TEXT PROVIDED:

Literature DB >> 27738660

Does intrauterine saline infusion by intrauterine insemination (IUI) catheter as endometrial injury during IVF cycles improve pregnancy outcomes among patients with recurrent implantation failure?: An RCT.

Saghar Salehpour1, Marzieh Zamaniyan2, Nasrin Saharkhiz1, Shahrzad Zadeh Modares1, Sedighe Hosieni1, Samira Seif3, Narges Malih4, Parinaz Rezapoor4, Mohammad-Reza Sohrabi4.   

Abstract

BACKGROUND: Recurrent implantation failure is one of the most issues in IVF cycles. Some researchers found that beneficial effects of endometrial Scratching in women with recurrent implantation failure, while some authors demonstrated contrary results.
OBJECTIVE: The present study aimed to investigate the effect of intrauterine. Saline infusion as a form of endometrial injury, during fresh in vitro fertilization-embryo transfer cycle, among patients with recurrent implantation failure.
MATERIALS AND METHODS: In this clinical trial study 63 women undergoing assisted reproductive technology were divided into two groups either local endometrial injury by intrauterine saline infusion during day 3-5 of the ongoing controlled ovarian stimulation cycle, or IVF protocol performed without any other intervention in Taleghani Hospital, Tehran, Iran. The main outcome measure was clinical pregnancy rates.

WHAT IS REQUIRED:
In the study abstract, what was the main outcome measure? The entries that come next are separate material and have no connection to the study abstract.

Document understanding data
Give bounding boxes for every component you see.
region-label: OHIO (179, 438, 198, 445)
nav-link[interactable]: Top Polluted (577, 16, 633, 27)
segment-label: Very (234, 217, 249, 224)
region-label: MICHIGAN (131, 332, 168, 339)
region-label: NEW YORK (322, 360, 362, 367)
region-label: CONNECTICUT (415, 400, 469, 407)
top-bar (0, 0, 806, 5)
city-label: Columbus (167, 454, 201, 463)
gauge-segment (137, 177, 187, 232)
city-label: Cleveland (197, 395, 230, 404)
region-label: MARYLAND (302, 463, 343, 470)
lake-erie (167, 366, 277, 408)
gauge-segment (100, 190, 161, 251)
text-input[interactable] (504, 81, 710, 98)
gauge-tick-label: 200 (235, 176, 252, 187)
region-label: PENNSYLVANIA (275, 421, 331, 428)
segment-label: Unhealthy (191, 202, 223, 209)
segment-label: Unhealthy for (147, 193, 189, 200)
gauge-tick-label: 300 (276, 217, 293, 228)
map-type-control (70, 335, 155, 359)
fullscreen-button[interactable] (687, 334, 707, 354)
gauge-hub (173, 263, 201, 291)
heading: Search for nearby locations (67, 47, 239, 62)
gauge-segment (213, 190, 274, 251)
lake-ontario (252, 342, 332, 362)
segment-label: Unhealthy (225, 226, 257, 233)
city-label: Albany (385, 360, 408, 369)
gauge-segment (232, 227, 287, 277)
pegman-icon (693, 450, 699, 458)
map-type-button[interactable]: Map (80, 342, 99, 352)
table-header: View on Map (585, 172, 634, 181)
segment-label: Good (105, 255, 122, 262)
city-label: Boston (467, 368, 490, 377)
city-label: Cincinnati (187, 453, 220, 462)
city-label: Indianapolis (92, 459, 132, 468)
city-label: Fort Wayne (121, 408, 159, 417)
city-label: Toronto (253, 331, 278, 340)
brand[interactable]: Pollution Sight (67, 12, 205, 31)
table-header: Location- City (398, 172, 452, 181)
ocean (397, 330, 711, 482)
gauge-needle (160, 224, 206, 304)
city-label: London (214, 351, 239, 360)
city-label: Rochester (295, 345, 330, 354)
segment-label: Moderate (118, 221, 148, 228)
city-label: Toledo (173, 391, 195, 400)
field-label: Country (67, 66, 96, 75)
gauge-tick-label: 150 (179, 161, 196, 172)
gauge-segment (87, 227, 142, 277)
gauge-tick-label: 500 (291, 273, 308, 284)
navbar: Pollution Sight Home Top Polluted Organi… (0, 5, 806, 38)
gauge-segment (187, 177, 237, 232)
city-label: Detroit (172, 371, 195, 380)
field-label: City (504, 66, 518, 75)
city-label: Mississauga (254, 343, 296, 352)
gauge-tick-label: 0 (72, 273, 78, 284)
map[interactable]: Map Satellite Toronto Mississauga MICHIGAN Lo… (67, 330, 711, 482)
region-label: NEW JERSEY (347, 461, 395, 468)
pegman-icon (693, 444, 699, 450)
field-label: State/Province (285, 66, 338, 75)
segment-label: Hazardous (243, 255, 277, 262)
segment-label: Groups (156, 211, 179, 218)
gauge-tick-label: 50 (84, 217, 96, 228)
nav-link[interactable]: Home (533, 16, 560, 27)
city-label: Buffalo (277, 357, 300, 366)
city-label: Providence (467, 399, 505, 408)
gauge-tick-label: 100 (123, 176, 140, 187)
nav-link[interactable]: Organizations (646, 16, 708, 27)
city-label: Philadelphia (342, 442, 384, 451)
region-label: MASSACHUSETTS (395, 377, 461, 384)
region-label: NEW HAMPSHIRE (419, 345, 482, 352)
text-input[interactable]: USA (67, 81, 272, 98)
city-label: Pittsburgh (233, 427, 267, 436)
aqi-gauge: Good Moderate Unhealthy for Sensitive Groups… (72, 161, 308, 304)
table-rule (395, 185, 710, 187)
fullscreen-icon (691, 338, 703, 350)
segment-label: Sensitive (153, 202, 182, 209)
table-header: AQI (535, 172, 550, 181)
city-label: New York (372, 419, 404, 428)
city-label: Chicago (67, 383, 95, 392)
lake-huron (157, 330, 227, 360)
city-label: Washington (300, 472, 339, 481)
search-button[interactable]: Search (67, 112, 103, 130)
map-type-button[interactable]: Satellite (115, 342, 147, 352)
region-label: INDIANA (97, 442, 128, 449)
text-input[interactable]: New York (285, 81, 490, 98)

ANSWER AREA:
Clinical pregnancy rates.